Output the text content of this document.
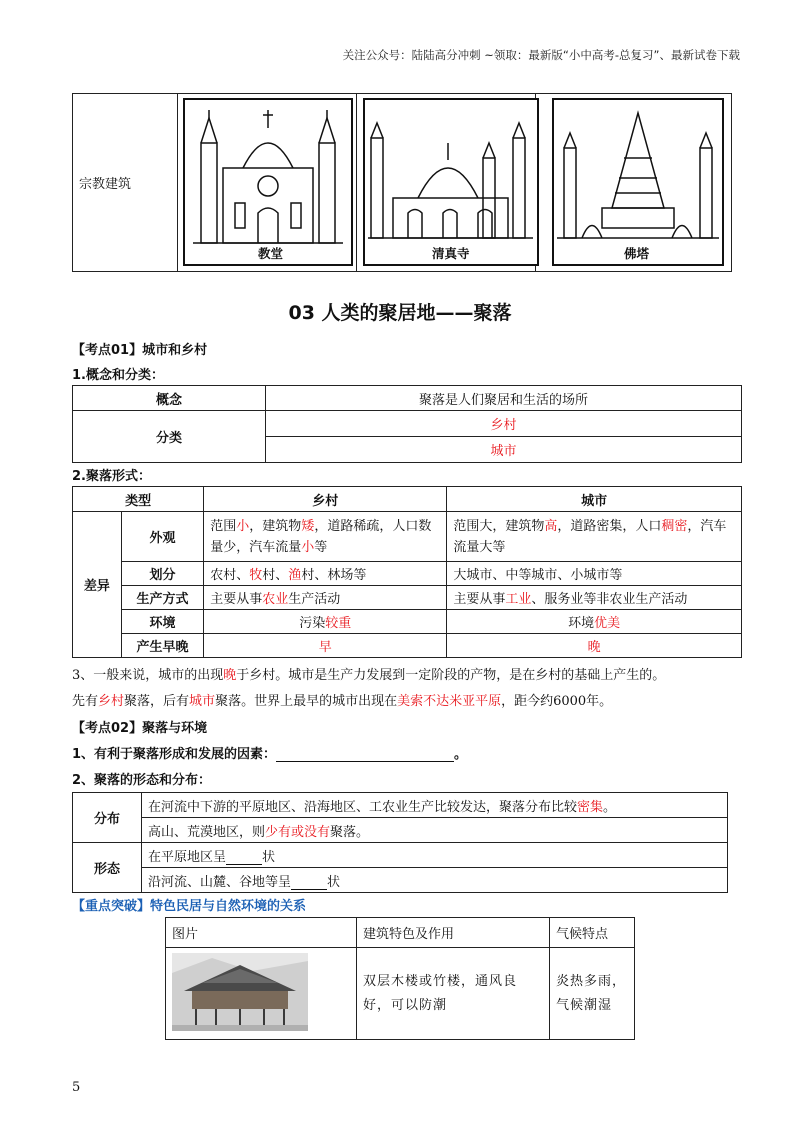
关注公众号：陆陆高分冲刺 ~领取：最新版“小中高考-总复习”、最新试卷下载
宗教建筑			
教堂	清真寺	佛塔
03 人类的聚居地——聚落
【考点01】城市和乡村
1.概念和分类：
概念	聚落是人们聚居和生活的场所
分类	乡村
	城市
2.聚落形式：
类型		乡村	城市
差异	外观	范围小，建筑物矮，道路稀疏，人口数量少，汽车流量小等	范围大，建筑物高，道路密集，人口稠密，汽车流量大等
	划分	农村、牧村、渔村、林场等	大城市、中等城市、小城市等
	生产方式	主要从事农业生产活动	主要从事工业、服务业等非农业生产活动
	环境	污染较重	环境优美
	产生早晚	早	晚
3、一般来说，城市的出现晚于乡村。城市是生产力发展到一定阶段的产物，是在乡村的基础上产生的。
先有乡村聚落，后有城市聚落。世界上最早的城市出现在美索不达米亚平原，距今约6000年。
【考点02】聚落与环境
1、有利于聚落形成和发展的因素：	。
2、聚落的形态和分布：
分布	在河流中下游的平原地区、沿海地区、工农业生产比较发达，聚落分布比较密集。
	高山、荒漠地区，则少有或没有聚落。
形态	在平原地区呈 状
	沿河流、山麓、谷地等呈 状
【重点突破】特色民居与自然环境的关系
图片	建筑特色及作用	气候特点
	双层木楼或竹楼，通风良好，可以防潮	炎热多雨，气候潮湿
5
-=-=-=-=-
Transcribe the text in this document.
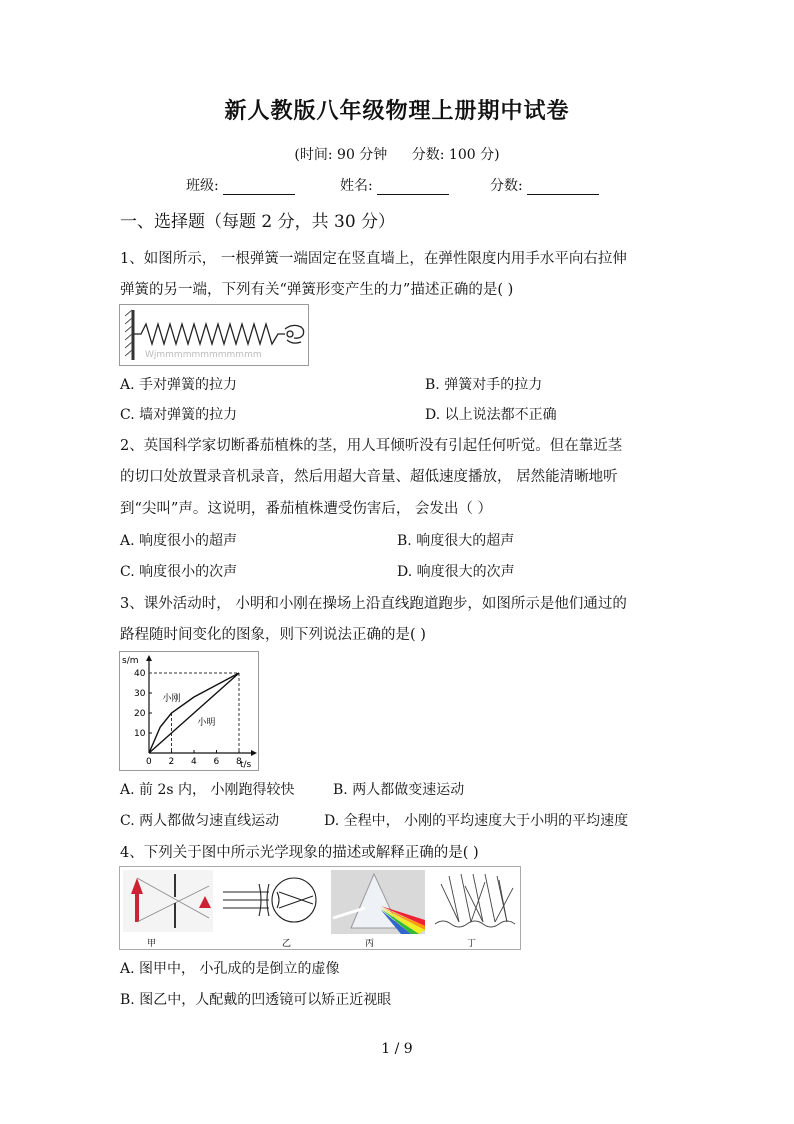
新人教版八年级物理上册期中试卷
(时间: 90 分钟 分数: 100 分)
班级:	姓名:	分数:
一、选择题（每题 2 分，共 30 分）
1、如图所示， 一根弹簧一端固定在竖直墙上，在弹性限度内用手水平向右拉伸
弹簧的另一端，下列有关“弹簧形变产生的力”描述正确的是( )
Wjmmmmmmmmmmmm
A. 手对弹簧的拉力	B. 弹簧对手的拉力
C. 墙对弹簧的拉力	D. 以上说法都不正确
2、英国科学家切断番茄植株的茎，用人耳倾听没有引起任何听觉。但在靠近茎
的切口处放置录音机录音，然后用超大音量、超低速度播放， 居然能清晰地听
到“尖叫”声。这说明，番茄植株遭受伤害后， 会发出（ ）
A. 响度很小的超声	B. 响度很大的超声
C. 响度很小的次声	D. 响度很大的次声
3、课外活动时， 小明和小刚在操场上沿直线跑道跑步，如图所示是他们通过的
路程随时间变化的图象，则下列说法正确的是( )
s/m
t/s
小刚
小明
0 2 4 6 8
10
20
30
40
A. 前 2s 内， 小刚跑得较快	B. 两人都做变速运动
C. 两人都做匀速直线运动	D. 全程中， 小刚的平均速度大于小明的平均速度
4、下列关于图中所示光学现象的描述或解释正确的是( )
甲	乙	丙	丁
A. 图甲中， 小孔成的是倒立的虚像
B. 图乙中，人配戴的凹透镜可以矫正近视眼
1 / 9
-=-=-=-=-
* _WRITTEN EXERCISE_: Report back each line of the entries that holds the string "this".

* _EXERCISE OUTPUT_:
Output the text content of this document.
Transcribe the text in this document.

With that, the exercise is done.